HOW TO COMPLETE THIS TASK
Using the education legends passage below, answer each question briefly:
(a) What central theme are the three legends said to be variations on?
(b) According to the second legend, what should pedagogy be matched to?
(c) What does the article conclude with?
-- PASSAGE SHOWN follows --
This article takes a critical look at three pervasive urban legends in education about the nature of learners, learning, and teaching and looks at what educational and psychological research has to ...say about them. The three legends can be seen as variations on one central theme, namely, that it is the learner who knows best and that she or he should be the controlling force in her or his learning. The first legend is one of learners as digital natives who form a generation of students knowing by nature how to learn from new media, and for whom "old" media and methods used in teaching/learning no longer work. The second legend is the widespread belief that learners have specific learning styles and that education should be individualized to the extent that the pedagogy of teaching/learning is matched to the preferred style of the learner. The final legend is that learners ought to be seen as self-educators who should be given maximum control over what they are learning and their learning trajectory. It concludes with a possible reason why these legends have taken hold, are so pervasive, and are so difficult to eradicate.
-- PASSAGE SHOWN concluded --
-- EXCERPTED RECORDS follows --
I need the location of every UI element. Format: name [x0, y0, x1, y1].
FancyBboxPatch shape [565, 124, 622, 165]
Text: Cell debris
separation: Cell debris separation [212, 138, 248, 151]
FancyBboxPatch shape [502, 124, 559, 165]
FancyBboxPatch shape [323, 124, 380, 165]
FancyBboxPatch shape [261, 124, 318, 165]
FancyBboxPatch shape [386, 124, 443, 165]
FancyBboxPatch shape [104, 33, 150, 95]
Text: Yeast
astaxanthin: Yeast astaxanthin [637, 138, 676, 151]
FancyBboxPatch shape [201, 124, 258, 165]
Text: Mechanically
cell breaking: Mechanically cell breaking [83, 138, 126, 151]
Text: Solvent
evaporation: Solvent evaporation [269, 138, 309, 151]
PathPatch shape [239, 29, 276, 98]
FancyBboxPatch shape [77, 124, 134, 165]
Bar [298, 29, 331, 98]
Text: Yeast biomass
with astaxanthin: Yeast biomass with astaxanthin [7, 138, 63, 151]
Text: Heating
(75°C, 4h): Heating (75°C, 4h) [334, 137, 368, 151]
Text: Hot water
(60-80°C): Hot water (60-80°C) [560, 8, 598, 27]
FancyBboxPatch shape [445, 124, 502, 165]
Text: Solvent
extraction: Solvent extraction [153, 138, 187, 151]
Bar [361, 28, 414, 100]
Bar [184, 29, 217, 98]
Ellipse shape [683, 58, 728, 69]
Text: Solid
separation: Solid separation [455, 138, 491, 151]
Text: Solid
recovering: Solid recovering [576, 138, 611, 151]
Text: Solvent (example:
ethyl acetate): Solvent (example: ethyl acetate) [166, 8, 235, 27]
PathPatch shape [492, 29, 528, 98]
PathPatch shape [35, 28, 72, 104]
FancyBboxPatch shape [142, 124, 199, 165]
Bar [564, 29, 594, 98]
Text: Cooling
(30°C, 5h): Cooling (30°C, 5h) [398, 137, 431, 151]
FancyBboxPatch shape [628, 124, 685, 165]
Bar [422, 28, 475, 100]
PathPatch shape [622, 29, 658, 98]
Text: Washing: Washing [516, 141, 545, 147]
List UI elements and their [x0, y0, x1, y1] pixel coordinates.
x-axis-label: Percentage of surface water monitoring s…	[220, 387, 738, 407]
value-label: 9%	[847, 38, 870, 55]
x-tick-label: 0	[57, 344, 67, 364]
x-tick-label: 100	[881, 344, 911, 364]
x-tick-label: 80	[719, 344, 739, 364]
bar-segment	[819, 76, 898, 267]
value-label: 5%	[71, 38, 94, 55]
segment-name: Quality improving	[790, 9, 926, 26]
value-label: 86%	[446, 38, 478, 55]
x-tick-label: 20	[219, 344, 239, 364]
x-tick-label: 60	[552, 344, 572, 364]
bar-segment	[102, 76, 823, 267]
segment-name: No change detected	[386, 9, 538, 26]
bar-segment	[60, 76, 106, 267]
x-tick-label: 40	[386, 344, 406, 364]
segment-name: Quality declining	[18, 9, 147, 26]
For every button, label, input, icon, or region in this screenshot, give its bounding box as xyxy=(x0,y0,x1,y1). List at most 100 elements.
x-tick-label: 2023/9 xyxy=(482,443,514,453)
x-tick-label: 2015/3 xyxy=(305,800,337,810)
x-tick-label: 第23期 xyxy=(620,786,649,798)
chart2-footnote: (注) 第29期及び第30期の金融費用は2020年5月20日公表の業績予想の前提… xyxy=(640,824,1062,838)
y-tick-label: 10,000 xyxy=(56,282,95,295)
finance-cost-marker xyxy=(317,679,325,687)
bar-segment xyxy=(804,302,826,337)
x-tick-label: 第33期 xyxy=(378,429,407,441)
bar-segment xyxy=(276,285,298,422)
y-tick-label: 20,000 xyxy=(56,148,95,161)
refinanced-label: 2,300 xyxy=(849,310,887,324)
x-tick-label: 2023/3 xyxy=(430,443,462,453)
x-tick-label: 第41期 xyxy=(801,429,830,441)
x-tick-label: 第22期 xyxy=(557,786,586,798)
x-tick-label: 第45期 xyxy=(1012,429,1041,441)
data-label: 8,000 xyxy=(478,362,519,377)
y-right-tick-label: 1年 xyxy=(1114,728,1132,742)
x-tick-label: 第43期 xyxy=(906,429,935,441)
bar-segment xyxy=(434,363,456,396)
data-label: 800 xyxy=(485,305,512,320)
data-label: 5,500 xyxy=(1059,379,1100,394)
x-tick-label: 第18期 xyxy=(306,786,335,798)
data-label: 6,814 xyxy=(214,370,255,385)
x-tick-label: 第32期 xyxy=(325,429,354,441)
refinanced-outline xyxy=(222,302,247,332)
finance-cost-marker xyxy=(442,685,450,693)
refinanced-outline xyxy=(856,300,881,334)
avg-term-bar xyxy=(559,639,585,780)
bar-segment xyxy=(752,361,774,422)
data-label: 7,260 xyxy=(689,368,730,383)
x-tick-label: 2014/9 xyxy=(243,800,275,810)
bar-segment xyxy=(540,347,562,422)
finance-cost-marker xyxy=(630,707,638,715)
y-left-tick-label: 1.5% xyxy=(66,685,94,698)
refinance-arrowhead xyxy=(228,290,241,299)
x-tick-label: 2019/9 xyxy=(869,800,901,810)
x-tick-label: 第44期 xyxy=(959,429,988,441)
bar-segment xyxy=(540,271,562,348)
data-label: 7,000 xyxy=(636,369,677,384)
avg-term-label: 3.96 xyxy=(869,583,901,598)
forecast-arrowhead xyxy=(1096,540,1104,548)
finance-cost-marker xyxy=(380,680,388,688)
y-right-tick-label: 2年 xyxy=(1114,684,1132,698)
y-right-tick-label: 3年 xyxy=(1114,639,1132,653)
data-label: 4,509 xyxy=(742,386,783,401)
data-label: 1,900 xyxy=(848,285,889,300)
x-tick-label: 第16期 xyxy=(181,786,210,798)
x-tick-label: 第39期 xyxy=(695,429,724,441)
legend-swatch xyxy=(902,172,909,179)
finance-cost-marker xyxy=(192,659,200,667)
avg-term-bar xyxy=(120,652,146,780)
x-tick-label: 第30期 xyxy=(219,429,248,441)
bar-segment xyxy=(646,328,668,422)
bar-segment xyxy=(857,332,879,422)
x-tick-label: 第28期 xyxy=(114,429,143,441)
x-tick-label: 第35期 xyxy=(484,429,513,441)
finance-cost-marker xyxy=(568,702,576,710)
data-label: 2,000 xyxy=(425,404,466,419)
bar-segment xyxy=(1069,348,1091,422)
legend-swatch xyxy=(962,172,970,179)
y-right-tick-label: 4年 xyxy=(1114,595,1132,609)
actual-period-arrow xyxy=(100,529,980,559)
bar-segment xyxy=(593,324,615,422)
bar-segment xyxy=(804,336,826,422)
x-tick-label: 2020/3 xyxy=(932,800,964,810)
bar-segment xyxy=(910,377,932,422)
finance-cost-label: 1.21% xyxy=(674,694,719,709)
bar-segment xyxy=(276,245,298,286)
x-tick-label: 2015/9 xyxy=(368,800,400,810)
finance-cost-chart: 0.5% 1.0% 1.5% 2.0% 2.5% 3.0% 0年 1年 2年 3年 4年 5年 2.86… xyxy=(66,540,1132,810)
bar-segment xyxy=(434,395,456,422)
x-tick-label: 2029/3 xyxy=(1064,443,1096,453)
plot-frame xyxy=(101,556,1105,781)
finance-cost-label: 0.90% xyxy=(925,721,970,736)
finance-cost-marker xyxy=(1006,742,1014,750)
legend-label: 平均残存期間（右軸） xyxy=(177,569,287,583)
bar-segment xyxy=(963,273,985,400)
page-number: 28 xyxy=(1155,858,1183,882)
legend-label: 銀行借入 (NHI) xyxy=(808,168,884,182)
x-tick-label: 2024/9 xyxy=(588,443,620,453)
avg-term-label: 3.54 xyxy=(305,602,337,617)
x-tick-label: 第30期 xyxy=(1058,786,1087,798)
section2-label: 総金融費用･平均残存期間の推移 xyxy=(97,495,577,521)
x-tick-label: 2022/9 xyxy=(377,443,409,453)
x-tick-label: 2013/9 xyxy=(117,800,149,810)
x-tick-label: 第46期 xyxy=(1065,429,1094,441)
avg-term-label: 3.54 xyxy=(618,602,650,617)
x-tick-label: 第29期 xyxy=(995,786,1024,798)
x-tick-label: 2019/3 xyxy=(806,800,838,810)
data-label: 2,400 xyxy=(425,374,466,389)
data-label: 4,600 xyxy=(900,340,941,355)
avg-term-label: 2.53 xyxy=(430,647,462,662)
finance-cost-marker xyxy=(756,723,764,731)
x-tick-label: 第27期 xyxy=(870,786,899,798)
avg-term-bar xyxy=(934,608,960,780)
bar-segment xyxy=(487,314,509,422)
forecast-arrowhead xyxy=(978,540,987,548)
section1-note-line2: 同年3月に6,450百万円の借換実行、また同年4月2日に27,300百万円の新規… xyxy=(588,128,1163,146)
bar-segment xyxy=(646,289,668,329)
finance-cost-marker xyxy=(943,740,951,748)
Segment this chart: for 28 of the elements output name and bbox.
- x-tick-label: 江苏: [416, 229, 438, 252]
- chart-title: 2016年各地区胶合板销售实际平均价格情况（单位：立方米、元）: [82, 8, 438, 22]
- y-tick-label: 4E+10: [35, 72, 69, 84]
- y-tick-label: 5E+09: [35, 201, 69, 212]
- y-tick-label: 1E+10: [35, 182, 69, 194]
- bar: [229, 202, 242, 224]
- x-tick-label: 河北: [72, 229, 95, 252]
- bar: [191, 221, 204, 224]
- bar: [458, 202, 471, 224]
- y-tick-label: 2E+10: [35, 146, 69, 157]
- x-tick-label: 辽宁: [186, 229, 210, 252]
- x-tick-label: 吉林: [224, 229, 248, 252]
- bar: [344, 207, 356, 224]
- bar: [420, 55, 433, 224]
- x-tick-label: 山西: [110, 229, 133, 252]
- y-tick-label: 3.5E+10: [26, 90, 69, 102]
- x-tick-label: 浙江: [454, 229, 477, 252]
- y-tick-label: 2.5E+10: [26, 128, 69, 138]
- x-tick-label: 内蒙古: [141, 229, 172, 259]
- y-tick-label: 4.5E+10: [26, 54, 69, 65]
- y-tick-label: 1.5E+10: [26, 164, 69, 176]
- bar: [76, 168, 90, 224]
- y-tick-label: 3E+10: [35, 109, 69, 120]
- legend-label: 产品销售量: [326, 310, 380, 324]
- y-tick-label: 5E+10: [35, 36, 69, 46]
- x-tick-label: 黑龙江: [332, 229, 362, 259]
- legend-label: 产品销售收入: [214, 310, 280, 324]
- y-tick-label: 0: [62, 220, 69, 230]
-- EXCERPTED RECORDS concluded --
THE ANSWER
(a) That it is the learner who knows best and that she or he should be the controlling force in her or his learning.
(b) The preferred learning style of the learner.
(c) A possible reason why these legends have taken hold, are so pervasive, and are so difficult to eradicate.